--- START ---
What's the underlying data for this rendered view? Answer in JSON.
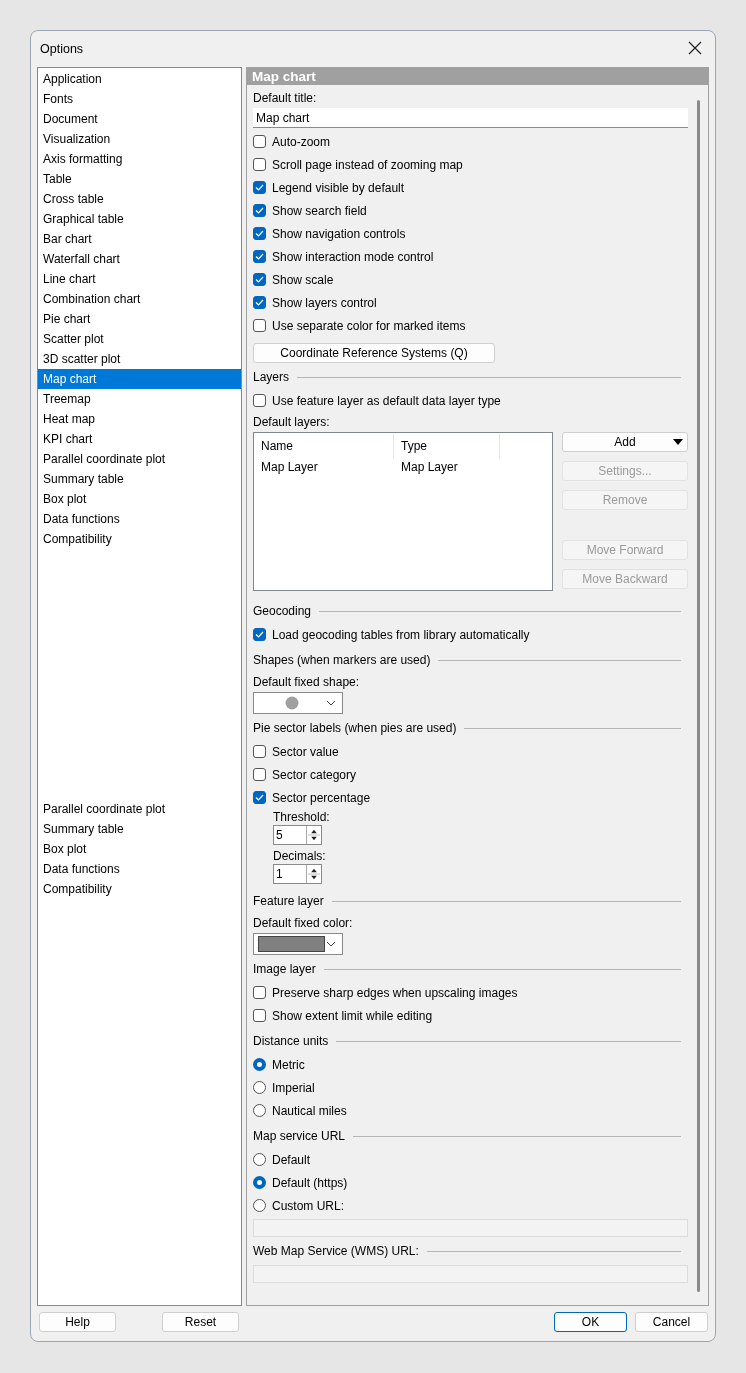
{
  "window": {
    "title": "Options"
  },
  "sidebar": {
    "items": [
      {
        "label": "Application",
        "selected": false
      },
      {
        "label": "Fonts",
        "selected": false
      },
      {
        "label": "Document",
        "selected": false
      },
      {
        "label": "Visualization",
        "selected": false
      },
      {
        "label": "Axis formatting",
        "selected": false
      },
      {
        "label": "Table",
        "selected": false
      },
      {
        "label": "Cross table",
        "selected": false
      },
      {
        "label": "Graphical table",
        "selected": false
      },
      {
        "label": "Bar chart",
        "selected": false
      },
      {
        "label": "Waterfall chart",
        "selected": false
      },
      {
        "label": "Line chart",
        "selected": false
      },
      {
        "label": "Combination chart",
        "selected": false
      },
      {
        "label": "Pie chart",
        "selected": false
      },
      {
        "label": "Scatter plot",
        "selected": false
      },
      {
        "label": "3D scatter plot",
        "selected": false
      },
      {
        "label": "Map chart",
        "selected": true
      },
      {
        "label": "Treemap",
        "selected": false
      },
      {
        "label": "Heat map",
        "selected": false
      },
      {
        "label": "KPI chart",
        "selected": false
      },
      {
        "label": "Parallel coordinate plot",
        "selected": false
      },
      {
        "label": "Summary table",
        "selected": false
      },
      {
        "label": "Box plot",
        "selected": false
      },
      {
        "label": "Data functions",
        "selected": false
      },
      {
        "label": "Compatibility",
        "selected": false
      }
    ],
    "repeated_items": [
      "Parallel coordinate plot",
      "Summary table",
      "Box plot",
      "Data functions",
      "Compatibility"
    ]
  },
  "panel": {
    "title": "Map chart",
    "rows": [
      {
        "kind": "label",
        "text": "Default title:"
      },
      {
        "kind": "text_field",
        "value": "Map chart"
      },
      {
        "kind": "checkbox",
        "label": "Auto-zoom",
        "checked": false
      },
      {
        "kind": "checkbox",
        "label": "Scroll page instead of zooming map",
        "checked": false
      },
      {
        "kind": "checkbox",
        "label": "Legend visible by default",
        "checked": true
      },
      {
        "kind": "checkbox",
        "label": "Show search field",
        "checked": true
      },
      {
        "kind": "checkbox",
        "label": "Show navigation controls",
        "checked": true
      },
      {
        "kind": "checkbox",
        "label": "Show interaction mode control",
        "checked": true
      },
      {
        "kind": "checkbox",
        "label": "Show scale",
        "checked": true
      },
      {
        "kind": "checkbox",
        "label": "Show layers control",
        "checked": true
      },
      {
        "kind": "checkbox",
        "label": "Use separate color for marked items",
        "checked": false
      },
      {
        "kind": "button",
        "label": "Coordinate Reference Systems (Q)"
      },
      {
        "kind": "group",
        "title": "Layers"
      },
      {
        "kind": "checkbox",
        "label": "Use feature layer as default data layer type",
        "checked": false
      },
      {
        "kind": "label",
        "text": "Default layers:"
      },
      {
        "kind": "layers_table",
        "columns": [
          "Name",
          "Type"
        ],
        "rows": [
          {
            "name": "Map Layer",
            "type": "Map Layer"
          }
        ],
        "buttons": [
          {
            "label": "Add",
            "disabled": false
          },
          {
            "label": "Settings...",
            "disabled": true
          },
          {
            "label": "Remove",
            "disabled": true
          }
        ],
        "move_buttons": [
          {
            "label": "Move Forward",
            "disabled": true
          },
          {
            "label": "Move Backward",
            "disabled": true
          }
        ]
      },
      {
        "kind": "group",
        "title": "Geocoding"
      },
      {
        "kind": "checkbox",
        "label": "Load geocoding tables from library automatically",
        "checked": true
      },
      {
        "kind": "group",
        "title": "Shapes (when markers are used)"
      },
      {
        "kind": "label",
        "text": "Default fixed shape:"
      },
      {
        "kind": "shape_dropdown"
      },
      {
        "kind": "group",
        "title": "Pie sector labels (when pies are used)"
      },
      {
        "kind": "checkbox",
        "label": "Sector value",
        "checked": false
      },
      {
        "kind": "checkbox",
        "label": "Sector category",
        "checked": false
      },
      {
        "kind": "checkbox",
        "label": "Sector percentage",
        "checked": true
      },
      {
        "kind": "sublabel",
        "text": "Threshold:"
      },
      {
        "kind": "spinner",
        "value": "5"
      },
      {
        "kind": "sublabel",
        "text": "Decimals:"
      },
      {
        "kind": "spinner",
        "value": "1"
      },
      {
        "kind": "group",
        "title": "Feature layer"
      },
      {
        "kind": "label",
        "text": "Default fixed color:"
      },
      {
        "kind": "color_dropdown",
        "color": "#808080"
      },
      {
        "kind": "group",
        "title": "Image layer"
      },
      {
        "kind": "checkbox",
        "label": "Preserve sharp edges when upscaling images",
        "checked": false
      },
      {
        "kind": "checkbox",
        "label": "Show extent limit while editing",
        "checked": false
      },
      {
        "kind": "group",
        "title": "Distance units"
      },
      {
        "kind": "radio",
        "label": "Metric",
        "selected": true
      },
      {
        "kind": "radio",
        "label": "Imperial",
        "selected": false
      },
      {
        "kind": "radio",
        "label": "Nautical miles",
        "selected": false
      },
      {
        "kind": "group",
        "title": "Map service URL"
      },
      {
        "kind": "radio",
        "label": "Default",
        "selected": false
      },
      {
        "kind": "radio",
        "label": "Default (https)",
        "selected": true
      },
      {
        "kind": "radio",
        "label": "Custom URL:",
        "selected": false
      },
      {
        "kind": "url_field"
      },
      {
        "kind": "group",
        "title": "Web Map Service (WMS) URL:"
      },
      {
        "kind": "url_field"
      }
    ]
  },
  "footer": {
    "left_buttons": [
      "Help",
      "Reset"
    ],
    "right_buttons": [
      {
        "label": "OK",
        "default": true
      },
      {
        "label": "Cancel",
        "default": false
      }
    ]
  }
}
--- END ---
## AIM OF THE EXERCISE
Quote the material in full and exactly; do not carry over its pictures.

## RESPONSE TO THE EXERCISE
What's the underlying data for this rendered view? Answer in JSON.
{
  "window": {
    "title": "Options"
  },
  "sidebar": {
    "items": [
      {
        "label": "Application",
        "selected": false
      },
      {
        "label": "Fonts",
        "selected": false
      },
      {
        "label": "Document",
        "selected": false
      },
      {
        "label": "Visualization",
        "selected": false
      },
      {
        "label": "Axis formatting",
        "selected": false
      },
      {
        "label": "Table",
        "selected": false
      },
      {
        "label": "Cross table",
        "selected": false
      },
      {
        "label": "Graphical table",
        "selected": false
      },
      {
        "label": "Bar chart",
        "selected": false
      },
      {
        "label": "Waterfall chart",
        "selected": false
      },
      {
        "label": "Line chart",
        "selected": false
      },
      {
        "label": "Combination chart",
        "selected": false
      },
      {
        "label": "Pie chart",
        "selected": false
      },
      {
        "label": "Scatter plot",
        "selected": false
      },
      {
        "label": "3D scatter plot",
        "selected": false
      },
      {
        "label": "Map chart",
        "selected": true
      },
      {
        "label": "Treemap",
        "selected": false
      },
      {
        "label": "Heat map",
        "selected": false
      },
      {
        "label": "KPI chart",
        "selected": false
      },
      {
        "label": "Parallel coordinate plot",
        "selected": false
      },
      {
        "label": "Summary table",
        "selected": false
      },
      {
        "label": "Box plot",
        "selected": false
      },
      {
        "label": "Data functions",
        "selected": false
      },
      {
        "label": "Compatibility",
        "selected": false
      }
    ],
    "repeated_items": [
      "Parallel coordinate plot",
      "Summary table",
      "Box plot",
      "Data functions",
      "Compatibility"
    ]
  },
  "panel": {
    "title": "Map chart",
    "rows": [
      {
        "kind": "label",
        "text": "Default title:"
      },
      {
        "kind": "text_field",
        "value": "Map chart"
      },
      {
        "kind": "checkbox",
        "label": "Auto-zoom",
        "checked": false
      },
      {
        "kind": "checkbox",
        "label": "Scroll page instead of zooming map",
        "checked": false
      },
      {
        "kind": "checkbox",
        "label": "Legend visible by default",
        "checked": true
      },
      {
        "kind": "checkbox",
        "label": "Show search field",
        "checked": true
      },
      {
        "kind": "checkbox",
        "label": "Show navigation controls",
        "checked": true
      },
      {
        "kind": "checkbox",
        "label": "Show interaction mode control",
        "checked": true
      },
      {
        "kind": "checkbox",
        "label": "Show scale",
        "checked": true
      },
      {
        "kind": "checkbox",
        "label": "Show layers control",
        "checked": true
      },
      {
        "kind": "checkbox",
        "label": "Use separate color for marked items",
        "checked": false
      },
      {
        "kind": "button",
        "label": "Coordinate Reference Systems (Q)"
      },
      {
        "kind": "group",
        "title": "Layers"
      },
      {
        "kind": "checkbox",
        "label": "Use feature layer as default data layer type",
        "checked": false
      },
      {
        "kind": "label",
        "text": "Default layers:"
      },
      {
        "kind": "layers_table",
        "columns": [
          "Name",
          "Type"
        ],
        "rows": [
          {
            "name": "Map Layer",
            "type": "Map Layer"
          }
        ],
        "buttons": [
          {
            "label": "Add",
            "disabled": false
          },
          {
            "label": "Settings...",
            "disabled": true
          },
          {
            "label": "Remove",
            "disabled": true
          }
        ],
        "move_buttons": [
          {
            "label": "Move Forward",
            "disabled": true
          },
          {
            "label": "Move Backward",
            "disabled": true
          }
        ]
      },
      {
        "kind": "group",
        "title": "Geocoding"
      },
      {
        "kind": "checkbox",
        "label": "Load geocoding tables from library automatically",
        "checked": true
      },
      {
        "kind": "group",
        "title": "Shapes (when markers are used)"
      },
      {
        "kind": "label",
        "text": "Default fixed shape:"
      },
      {
        "kind": "shape_dropdown"
      },
      {
        "kind": "group",
        "title": "Pie sector labels (when pies are used)"
      },
      {
        "kind": "checkbox",
        "label": "Sector value",
        "checked": false
      },
      {
        "kind": "checkbox",
        "label": "Sector category",
        "checked": false
      },
      {
        "kind": "checkbox",
        "label": "Sector percentage",
        "checked": true
      },
      {
        "kind": "sublabel",
        "text": "Threshold:"
      },
      {
        "kind": "spinner",
        "value": "5"
      },
      {
        "kind": "sublabel",
        "text": "Decimals:"
      },
      {
        "kind": "spinner",
        "value": "1"
      },
      {
        "kind": "group",
        "title": "Feature layer"
      },
      {
        "kind": "label",
        "text": "Default fixed color:"
      },
      {
        "kind": "color_dropdown",
        "color": "#808080"
      },
      {
        "kind": "group",
        "title": "Image layer"
      },
      {
        "kind": "checkbox",
        "label": "Preserve sharp edges when upscaling images",
        "checked": false
      },
      {
        "kind": "checkbox",
        "label": "Show extent limit while editing",
        "checked": false
      },
      {
        "kind": "group",
        "title": "Distance units"
      },
      {
        "kind": "radio",
        "label": "Metric",
        "selected": true
      },
      {
        "kind": "radio",
        "label": "Imperial",
        "selected": false
      },
      {
        "kind": "radio",
        "label": "Nautical miles",
        "selected": false
      },
      {
        "kind": "group",
        "title": "Map service URL"
      },
      {
        "kind": "radio",
        "label": "Default",
        "selected": false
      },
      {
        "kind": "radio",
        "label": "Default (https)",
        "selected": true
      },
      {
        "kind": "radio",
        "label": "Custom URL:",
        "selected": false
      },
      {
        "kind": "url_field"
      },
      {
        "kind": "group",
        "title": "Web Map Service (WMS) URL:"
      },
      {
        "kind": "url_field"
      }
    ]
  },
  "footer": {
    "left_buttons": [
      "Help",
      "Reset"
    ],
    "right_buttons": [
      {
        "label": "OK",
        "default": true
      },
      {
        "label": "Cancel",
        "default": false
      }
    ]
  }
}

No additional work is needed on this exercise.